* _To be done_
Copy all of the material below, swapping "red-streamline" for "red-flowline" wherever it occurs and changing nothing else. Leave out the pictures.

[Saved entries]
►
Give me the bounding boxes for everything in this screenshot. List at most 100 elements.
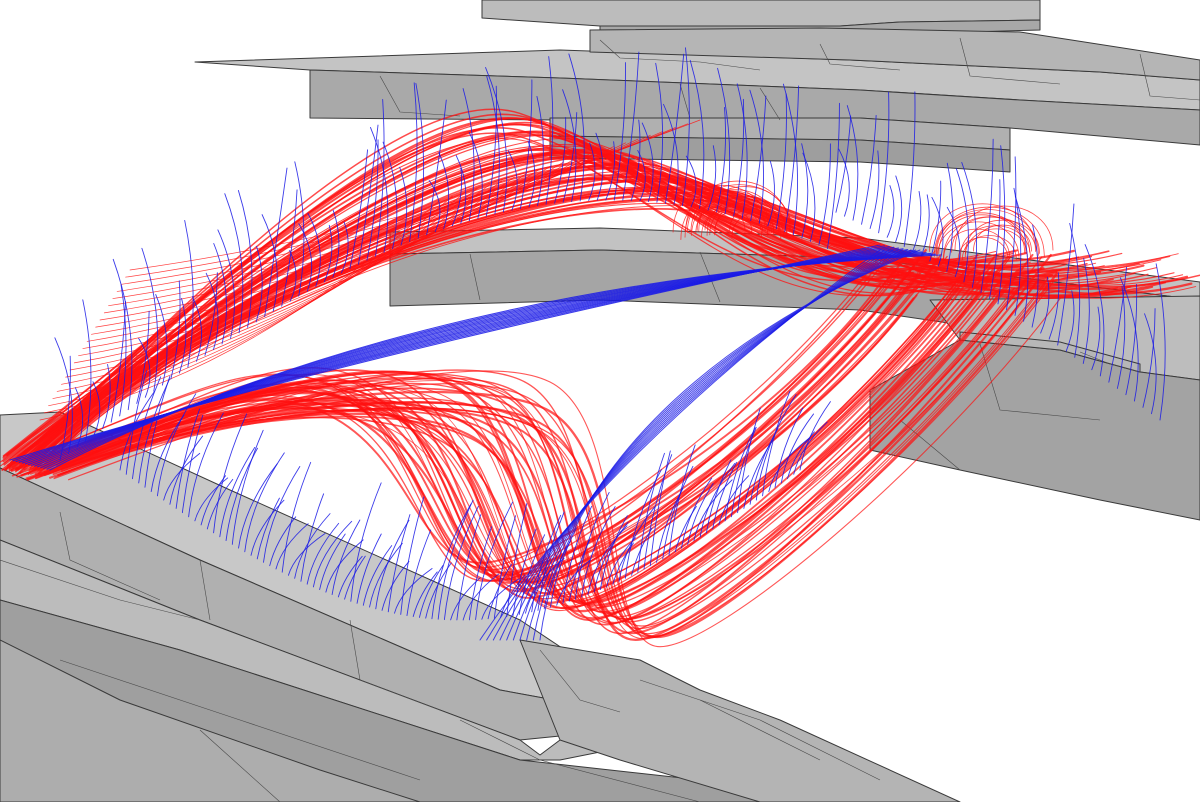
blue-transversal [730, 426, 757, 518]
blue-transversal [400, 496, 425, 615]
red-streamline [706, 196, 788, 236]
blue-transversal [132, 376, 162, 480]
blue-transversal [456, 514, 482, 621]
blue-transversal [323, 224, 333, 283]
blue-transversal [1057, 203, 1075, 346]
blue-transversal [263, 466, 301, 563]
blue-transversal [878, 91, 890, 234]
blue-transversal [213, 413, 248, 534]
blue-transversal [415, 82, 425, 239]
blue-transversal [150, 414, 185, 492]
blue-transversal [780, 413, 815, 484]
blue-transversal [543, 540, 571, 610]
blue-transversal [1084, 244, 1105, 377]
blue-transversal [545, 56, 554, 205]
blue-transversal [1006, 156, 1017, 311]
blue-transversal [716, 107, 726, 213]
blue-transversal [119, 284, 127, 417]
blue-transversal [487, 563, 512, 620]
blue-transversal [356, 533, 382, 604]
red-streamline [933, 206, 1045, 257]
blue-transversal [224, 193, 244, 334]
blue-transversal [231, 429, 264, 545]
blue-transversal [861, 114, 877, 225]
blue-transversal [736, 83, 748, 219]
blue-transversal [637, 149, 646, 202]
right-floor-massing [869, 295, 1200, 521]
blue-transversal [980, 138, 994, 294]
blue-transversal [668, 444, 696, 556]
blue-transversal [655, 62, 664, 203]
red-streamline [35, 272, 1059, 639]
blue-transversal [462, 573, 499, 621]
blue-transversal [485, 67, 508, 213]
red-streamline [43, 195, 453, 414]
blue-transversal [518, 534, 546, 615]
blue-guide [539, 249, 921, 641]
blue-transversal [307, 212, 321, 287]
blue-transversal [319, 533, 346, 590]
red-streamline [53, 298, 1061, 648]
blue-transversal [512, 528, 537, 616]
blue-transversal [554, 117, 567, 204]
blue-transversal [562, 112, 578, 203]
red-streamline [691, 197, 769, 236]
blue-transversal [294, 161, 305, 297]
blue-transversal [618, 506, 656, 582]
blue-transversal [595, 132, 604, 201]
blue-transversal [1040, 276, 1050, 334]
blue-transversal [175, 408, 201, 509]
blue-transversal [204, 272, 218, 356]
blue-transversal [1108, 266, 1128, 383]
blue-transversal [886, 185, 895, 238]
blue-curve-family [9, 47, 1166, 641]
blue-guide [49, 254, 941, 471]
blue-transversal [705, 459, 732, 534]
blue-transversal [712, 461, 737, 530]
blue-transversal [475, 501, 514, 621]
blue-transversal [191, 296, 203, 362]
blue-transversal [674, 506, 697, 553]
blue-transversal [630, 119, 641, 201]
blue-transversal [331, 519, 361, 596]
blue-transversal [358, 124, 379, 265]
blue-transversal [194, 477, 229, 522]
red-streamline [33, 205, 1197, 471]
blue-transversal [375, 99, 385, 257]
blue-transversal [689, 59, 705, 209]
blue-transversal [1091, 306, 1101, 371]
blue-transversal [682, 47, 690, 207]
red-streamline [959, 225, 1031, 258]
blue-transversal [205, 272, 219, 351]
blue-transversal [493, 515, 516, 619]
red-streamline [936, 221, 1020, 260]
blue-transversal [451, 167, 463, 227]
blue-transversal [92, 381, 101, 436]
blue-transversal [737, 407, 761, 514]
blue-transversal [306, 522, 340, 585]
blue-transversal [281, 189, 298, 307]
blue-transversal [181, 414, 204, 514]
red-streamline [672, 185, 770, 233]
blue-transversal [462, 88, 475, 222]
red-streamline [45, 253, 942, 595]
blue-transversal [443, 505, 479, 621]
blue-transversal [300, 493, 325, 582]
blue-transversal [188, 412, 224, 518]
red-streamline [938, 214, 1026, 254]
blue-transversal [1048, 272, 1060, 340]
blue-transversal [793, 421, 828, 475]
red-streamline [709, 203, 775, 236]
red-streamline [690, 189, 780, 233]
red-streamline [701, 206, 762, 237]
red-streamline [23, 280, 988, 605]
blue-transversal [426, 99, 447, 236]
blue-transversal [869, 150, 880, 229]
red-streamline [48, 192, 466, 407]
blue-transversal [387, 514, 411, 613]
blue-transversal [641, 122, 654, 203]
blue-transversal [556, 559, 591, 606]
blue-transversal [775, 93, 787, 230]
blue-transversal [961, 162, 978, 288]
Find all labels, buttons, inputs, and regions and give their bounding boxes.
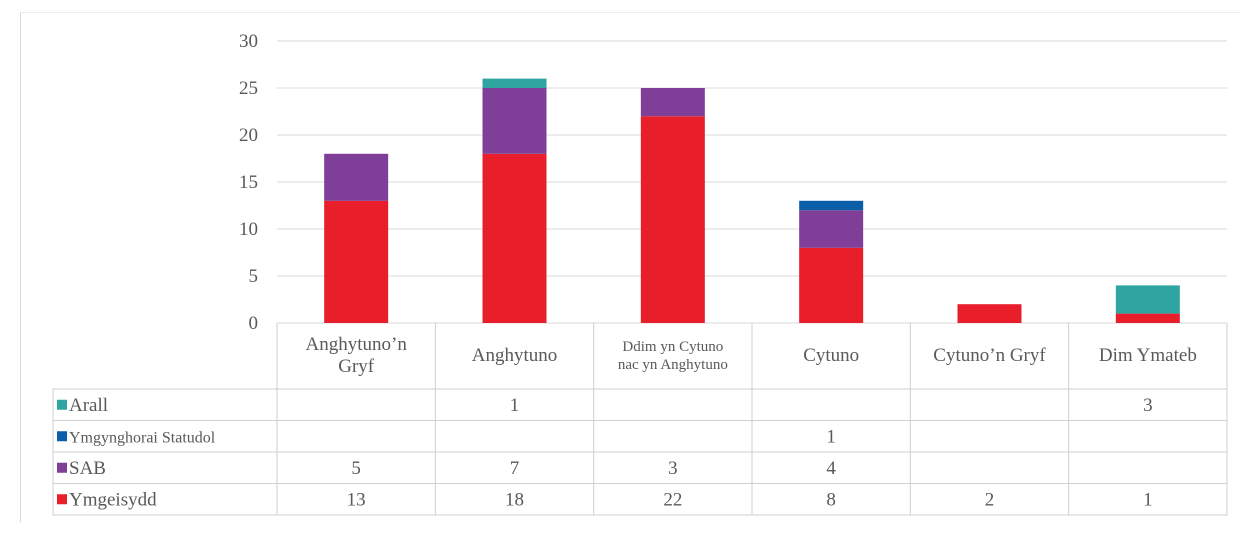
◄
* _Full answer_
Give me the bounding boxes for everything in this screenshot. List at most 100 elements.
blue-transversal [730, 426, 757, 518]
blue-transversal [400, 496, 425, 615]
red-flowline [706, 196, 788, 236]
blue-transversal [132, 376, 162, 480]
blue-transversal [456, 514, 482, 621]
blue-transversal [323, 224, 333, 283]
blue-transversal [1057, 203, 1075, 346]
blue-transversal [263, 466, 301, 563]
blue-transversal [878, 91, 890, 234]
blue-transversal [213, 413, 248, 534]
blue-transversal [415, 82, 425, 239]
blue-transversal [150, 414, 185, 492]
blue-transversal [780, 413, 815, 484]
blue-transversal [543, 540, 571, 610]
blue-transversal [1084, 244, 1105, 377]
blue-transversal [545, 56, 554, 205]
blue-transversal [1006, 156, 1017, 311]
blue-transversal [716, 107, 726, 213]
blue-transversal [119, 284, 127, 417]
blue-transversal [487, 563, 512, 620]
blue-transversal [356, 533, 382, 604]
red-flowline [933, 206, 1045, 257]
blue-transversal [224, 193, 244, 334]
blue-transversal [231, 429, 264, 545]
blue-transversal [861, 114, 877, 225]
blue-transversal [736, 83, 748, 219]
blue-transversal [637, 149, 646, 202]
right-floor-massing [869, 295, 1200, 521]
blue-transversal [980, 138, 994, 294]
blue-transversal [668, 444, 696, 556]
blue-transversal [655, 62, 664, 203]
red-flowline [35, 272, 1059, 639]
blue-transversal [462, 573, 499, 621]
blue-transversal [485, 67, 508, 213]
red-flowline [43, 195, 453, 414]
blue-transversal [518, 534, 546, 615]
blue-guide [539, 249, 921, 641]
blue-transversal [307, 212, 321, 287]
blue-transversal [319, 533, 346, 590]
red-flowline [53, 298, 1061, 648]
blue-transversal [512, 528, 537, 616]
blue-transversal [554, 117, 567, 204]
blue-transversal [562, 112, 578, 203]
red-flowline [691, 197, 769, 236]
blue-transversal [294, 161, 305, 297]
blue-transversal [618, 506, 656, 582]
blue-transversal [595, 132, 604, 201]
blue-transversal [1040, 276, 1050, 334]
blue-transversal [175, 408, 201, 509]
blue-transversal [204, 272, 218, 356]
blue-transversal [1108, 266, 1128, 383]
blue-transversal [886, 185, 895, 238]
blue-curve-family [9, 47, 1166, 641]
blue-guide [49, 254, 941, 471]
blue-transversal [705, 459, 732, 534]
blue-transversal [712, 461, 737, 530]
blue-transversal [475, 501, 514, 621]
blue-transversal [191, 296, 203, 362]
blue-transversal [674, 506, 697, 553]
blue-transversal [630, 119, 641, 201]
blue-transversal [331, 519, 361, 596]
blue-transversal [358, 124, 379, 265]
blue-transversal [194, 477, 229, 522]
red-flowline [33, 205, 1197, 471]
blue-transversal [375, 99, 385, 257]
blue-transversal [689, 59, 705, 209]
blue-transversal [1091, 306, 1101, 371]
blue-transversal [682, 47, 690, 207]
red-flowline [959, 225, 1031, 258]
blue-transversal [205, 272, 219, 351]
blue-transversal [493, 515, 516, 619]
red-flowline [936, 221, 1020, 260]
blue-transversal [451, 167, 463, 227]
blue-transversal [92, 381, 101, 436]
blue-transversal [737, 407, 761, 514]
blue-transversal [306, 522, 340, 585]
blue-transversal [281, 189, 298, 307]
blue-transversal [181, 414, 204, 514]
red-flowline [672, 185, 770, 233]
blue-transversal [462, 88, 475, 222]
red-flowline [45, 253, 942, 595]
blue-transversal [443, 505, 479, 621]
blue-transversal [300, 493, 325, 582]
blue-transversal [188, 412, 224, 518]
red-flowline [938, 214, 1026, 254]
blue-transversal [1048, 272, 1060, 340]
blue-transversal [793, 421, 828, 475]
red-flowline [709, 203, 775, 236]
red-flowline [690, 189, 780, 233]
red-flowline [701, 206, 762, 237]
red-flowline [23, 280, 988, 605]
blue-transversal [426, 99, 447, 236]
blue-transversal [869, 150, 880, 229]
red-flowline [48, 192, 466, 407]
blue-transversal [387, 514, 411, 613]
blue-transversal [641, 122, 654, 203]
blue-transversal [556, 559, 591, 606]
blue-transversal [775, 93, 787, 230]
blue-transversal [961, 162, 978, 288]
Find all labels, buttons, inputs, and regions and give their bounding boxes.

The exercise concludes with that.